---- EXERCISE DATA
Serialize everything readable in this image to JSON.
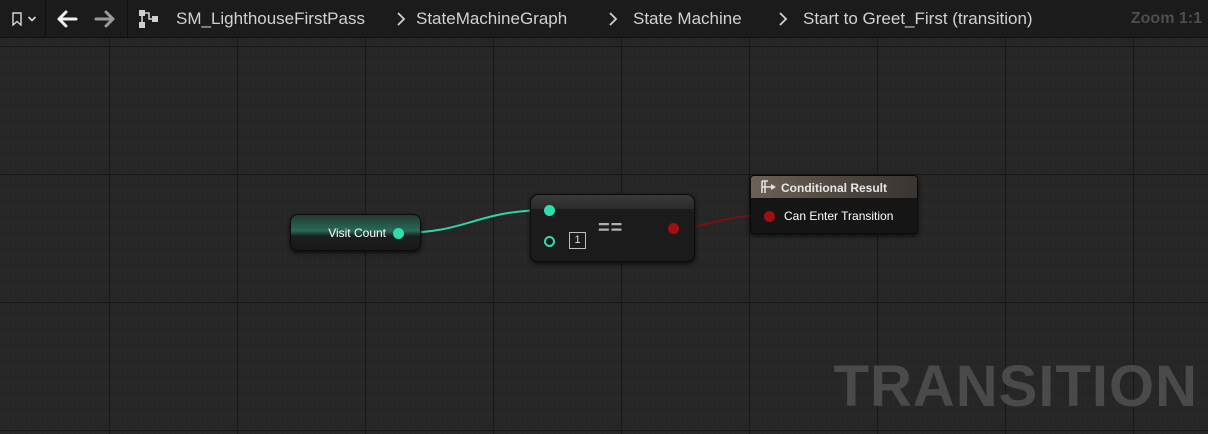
{
  "toolbar": {
    "breadcrumbs": [
      "SM_LighthouseFirstPass",
      "StateMachineGraph",
      "State Machine",
      "Start to Greet_First (transition)"
    ],
    "zoom_label": "Zoom 1:1"
  },
  "graph": {
    "variable_node": {
      "label": "Visit Count"
    },
    "equals_node": {
      "operator": "==",
      "input_b_value": "1"
    },
    "result_node": {
      "title": "Conditional Result",
      "pin_label": "Can Enter Transition"
    },
    "watermark": "TRANSITION"
  },
  "colors": {
    "integer_pin": "#2fdcb0",
    "bool_pin": "#a01010",
    "canvas_bg": "#262626",
    "toolbar_bg": "#1b1b1b"
  }
}
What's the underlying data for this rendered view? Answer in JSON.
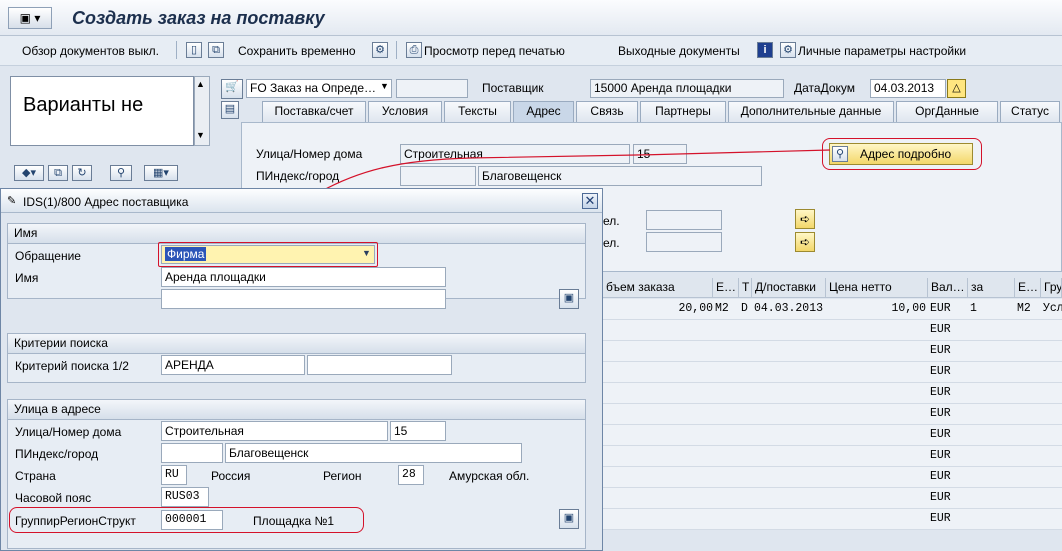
{
  "window": {
    "title": "Создать заказ на поставку"
  },
  "toolbar": {
    "doc_overview": "Обзор документов выкл.",
    "save_temp": "Сохранить временно",
    "print_preview": "Просмотр перед печатью",
    "output_docs": "Выходные документы",
    "personal_settings": "Личные параметры настройки"
  },
  "left_panel": {
    "variants_text": "Варианты не"
  },
  "header": {
    "order_type": "FO Заказ на Опреде…",
    "supplier_label": "Поставщик",
    "supplier_value": "15000 Аренда площадки",
    "doc_date_label": "ДатаДокум",
    "doc_date_value": "04.03.2013"
  },
  "tabs": [
    {
      "label": "Поставка/счет"
    },
    {
      "label": "Условия"
    },
    {
      "label": "Тексты"
    },
    {
      "label": "Адрес",
      "active": true
    },
    {
      "label": "Связь"
    },
    {
      "label": "Партнеры"
    },
    {
      "label": "Дополнительные данные"
    },
    {
      "label": "ОргДанные"
    },
    {
      "label": "Статус"
    }
  ],
  "address_tab": {
    "street_label": "Улица/Номер дома",
    "street_value": "Строительная",
    "house_value": "15",
    "postal_label": "ПИндекс/город",
    "city_value": "Благовещенск",
    "detail_button": "Адрес подробно",
    "tel_label_1": "ел.",
    "tel_label_2": "ел."
  },
  "grid": {
    "headers": [
      "бъем заказа",
      "Е…",
      "Т",
      "Д/поставки",
      "Цена нетто",
      "Вал…",
      "за",
      "Е…",
      "Гру"
    ],
    "rows": [
      {
        "qty": "20,00",
        "unit": "M2",
        "t": "D",
        "date": "04.03.2013",
        "price": "10,00",
        "cur": "EUR",
        "per": "1",
        "unit2": "M2",
        "grp": "Усл"
      },
      {
        "cur": "EUR"
      },
      {
        "cur": "EUR"
      },
      {
        "cur": "EUR"
      },
      {
        "cur": "EUR"
      },
      {
        "cur": "EUR"
      },
      {
        "cur": "EUR"
      },
      {
        "cur": "EUR"
      },
      {
        "cur": "EUR"
      },
      {
        "cur": "EUR"
      },
      {
        "cur": "EUR"
      }
    ]
  },
  "dialog": {
    "title": "IDS(1)/800 Адрес поставщика",
    "name_group": {
      "heading": "Имя",
      "salutation_label": "Обращение",
      "salutation_value": "Фирма",
      "name_label": "Имя",
      "name_value": "Аренда площадки"
    },
    "search_group": {
      "heading": "Критерии поиска",
      "search_label": "Критерий поиска 1/2",
      "search_value": "АРЕНДА"
    },
    "street_group": {
      "heading": "Улица в адресе",
      "street_label": "Улица/Номер дома",
      "street_value": "Строительная",
      "house_value": "15",
      "postal_label": "ПИндекс/город",
      "city_value": "Благовещенск",
      "country_label": "Страна",
      "country_code": "RU",
      "country_name": "Россия",
      "region_label": "Регион",
      "region_code": "28",
      "region_name": "Амурская обл.",
      "tz_label": "Часовой пояс",
      "tz_value": "RUS03",
      "regstruct_label": "ГруппирРегионСтрукт",
      "regstruct_code": "000001",
      "regstruct_name": "Площадка №1"
    }
  },
  "colors": {
    "accent_red": "#d4122a",
    "title_blue": "#1c2f4d",
    "button_yellow": "#ffe680"
  }
}
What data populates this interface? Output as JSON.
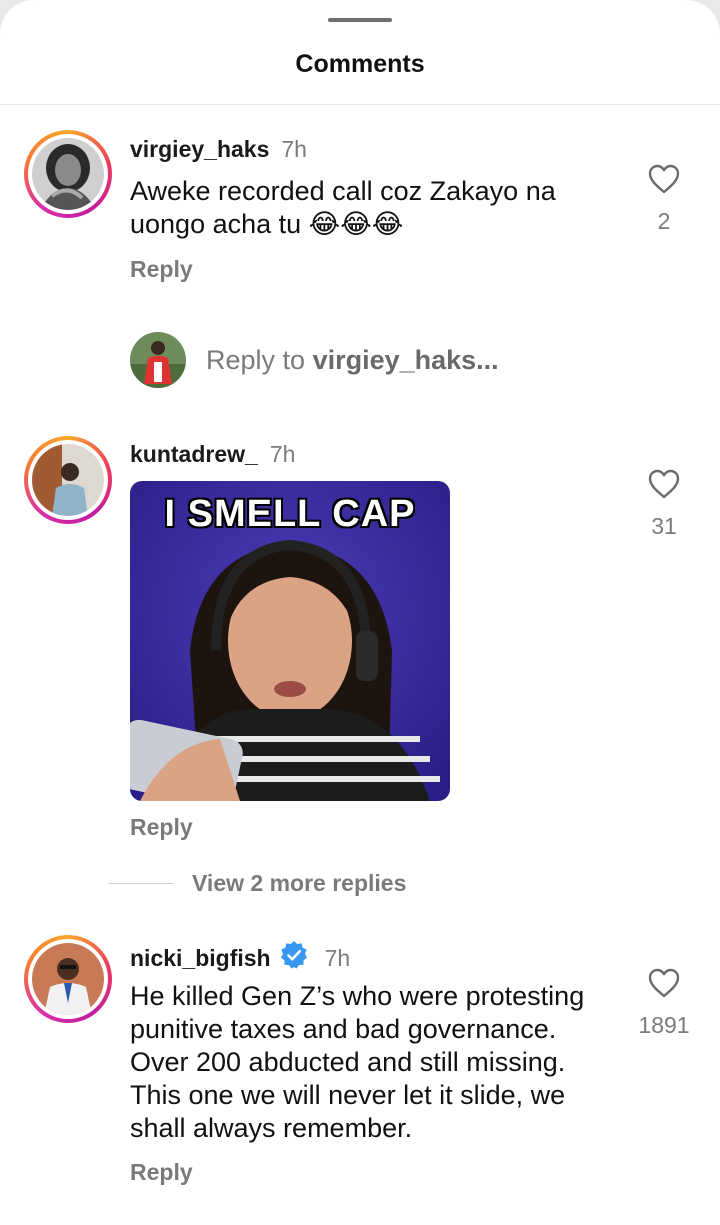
{
  "sheet": {
    "title": "Comments"
  },
  "comments": [
    {
      "username": "virgiey_haks",
      "time": "7h",
      "text": "Aweke recorded call coz Zakayo na uongo acha tu 😂😂😂",
      "likes": "2",
      "reply_label": "Reply"
    },
    {
      "username": "kuntadrew_",
      "time": "7h",
      "gif_caption": "I SMELL CAP",
      "likes": "31",
      "reply_label": "Reply",
      "view_more": "View 2 more replies"
    },
    {
      "username": "nicki_bigfish",
      "verified": true,
      "time": "7h",
      "text": "He killed Gen Z’s who were protesting punitive taxes and bad governance. Over 200 abducted and still missing. This one we will never let it slide, we shall always remember.",
      "likes": "1891",
      "reply_label": "Reply"
    }
  ],
  "reply_prompt": {
    "prefix": "Reply to ",
    "username": "virgiey_haks..."
  },
  "icons": {
    "like": "heart-outline-icon",
    "verified": "verified-badge-icon"
  },
  "colors": {
    "verified_blue": "#3897f0",
    "ring_gradient": [
      "#f9a72b",
      "#ef3c5c",
      "#c21c9f"
    ]
  }
}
--------
> _TASK DETAILS_: The records above should be reproduced exactly, with no pictures included.

> _ANSWER TO THIS TASK_:
Serialize everything readable in this image to JSON.
{
  "toolbar": {
    "breadcrumbs": [
      "SM_LighthouseFirstPass",
      "StateMachineGraph",
      "State Machine",
      "Start to Greet_First (transition)"
    ],
    "zoom_label": "Zoom 1:1"
  },
  "graph": {
    "variable_node": {
      "label": "Visit Count"
    },
    "equals_node": {
      "operator": "==",
      "input_b_value": "1"
    },
    "result_node": {
      "title": "Conditional Result",
      "pin_label": "Can Enter Transition"
    },
    "watermark": "TRANSITION"
  },
  "colors": {
    "integer_pin": "#2fdcb0",
    "bool_pin": "#a01010",
    "canvas_bg": "#262626",
    "toolbar_bg": "#1b1b1b"
  }
}
What's the underlying data for this rendered view? Answer in JSON.
{
  "window": {
    "title": "Создать заказ на поставку"
  },
  "toolbar": {
    "doc_overview": "Обзор документов выкл.",
    "save_temp": "Сохранить временно",
    "print_preview": "Просмотр перед печатью",
    "output_docs": "Выходные документы",
    "personal_settings": "Личные параметры настройки"
  },
  "left_panel": {
    "variants_text": "Варианты не"
  },
  "header": {
    "order_type": "FO Заказ на Опреде…",
    "supplier_label": "Поставщик",
    "supplier_value": "15000 Аренда площадки",
    "doc_date_label": "ДатаДокум",
    "doc_date_value": "04.03.2013"
  },
  "tabs": [
    {
      "label": "Поставка/счет"
    },
    {
      "label": "Условия"
    },
    {
      "label": "Тексты"
    },
    {
      "label": "Адрес",
      "active": true
    },
    {
      "label": "Связь"
    },
    {
      "label": "Партнеры"
    },
    {
      "label": "Дополнительные данные"
    },
    {
      "label": "ОргДанные"
    },
    {
      "label": "Статус"
    }
  ],
  "address_tab": {
    "street_label": "Улица/Номер дома",
    "street_value": "Строительная",
    "house_value": "15",
    "postal_label": "ПИндекс/город",
    "city_value": "Благовещенск",
    "detail_button": "Адрес подробно",
    "tel_label_1": "ел.",
    "tel_label_2": "ел."
  },
  "grid": {
    "headers": [
      "бъем заказа",
      "Е…",
      "Т",
      "Д/поставки",
      "Цена нетто",
      "Вал…",
      "за",
      "Е…",
      "Гру"
    ],
    "rows": [
      {
        "qty": "20,00",
        "unit": "M2",
        "t": "D",
        "date": "04.03.2013",
        "price": "10,00",
        "cur": "EUR",
        "per": "1",
        "unit2": "M2",
        "grp": "Усл"
      },
      {
        "cur": "EUR"
      },
      {
        "cur": "EUR"
      },
      {
        "cur": "EUR"
      },
      {
        "cur": "EUR"
      },
      {
        "cur": "EUR"
      },
      {
        "cur": "EUR"
      },
      {
        "cur": "EUR"
      },
      {
        "cur": "EUR"
      },
      {
        "cur": "EUR"
      },
      {
        "cur": "EUR"
      }
    ]
  },
  "dialog": {
    "title": "IDS(1)/800 Адрес поставщика",
    "name_group": {
      "heading": "Имя",
      "salutation_label": "Обращение",
      "salutation_value": "Фирма",
      "name_label": "Имя",
      "name_value": "Аренда площадки"
    },
    "search_group": {
      "heading": "Критерии поиска",
      "search_label": "Критерий поиска 1/2",
      "search_value": "АРЕНДА"
    },
    "street_group": {
      "heading": "Улица в адресе",
      "street_label": "Улица/Номер дома",
      "street_value": "Строительная",
      "house_value": "15",
      "postal_label": "ПИндекс/город",
      "city_value": "Благовещенск",
      "country_label": "Страна",
      "country_code": "RU",
      "country_name": "Россия",
      "region_label": "Регион",
      "region_code": "28",
      "region_name": "Амурская обл.",
      "tz_label": "Часовой пояс",
      "tz_value": "RUS03",
      "regstruct_label": "ГруппирРегионСтрукт",
      "regstruct_code": "000001",
      "regstruct_name": "Площадка №1"
    }
  },
  "colors": {
    "accent_red": "#d4122a",
    "title_blue": "#1c2f4d",
    "button_yellow": "#ffe680"
  }
}
What data populates this interface? Output as JSON.
{
  "sheet": {
    "title": "Comments"
  },
  "comments": [
    {
      "username": "virgiey_haks",
      "time": "7h",
      "text": "Aweke recorded call coz Zakayo na uongo acha tu 😂😂😂",
      "likes": "2",
      "reply_label": "Reply"
    },
    {
      "username": "kuntadrew_",
      "time": "7h",
      "gif_caption": "I SMELL CAP",
      "likes": "31",
      "reply_label": "Reply",
      "view_more": "View 2 more replies"
    },
    {
      "username": "nicki_bigfish",
      "verified": true,
      "time": "7h",
      "text": "He killed Gen Z’s who were protesting punitive taxes and bad governance. Over 200 abducted and still missing. This one we will never let it slide, we shall always remember.",
      "likes": "1891",
      "reply_label": "Reply"
    }
  ],
  "reply_prompt": {
    "prefix": "Reply to ",
    "username": "virgiey_haks..."
  },
  "icons": {
    "like": "heart-outline-icon",
    "verified": "verified-badge-icon"
  },
  "colors": {
    "verified_blue": "#3897f0",
    "ring_gradient": [
      "#f9a72b",
      "#ef3c5c",
      "#c21c9f"
    ]
  }
}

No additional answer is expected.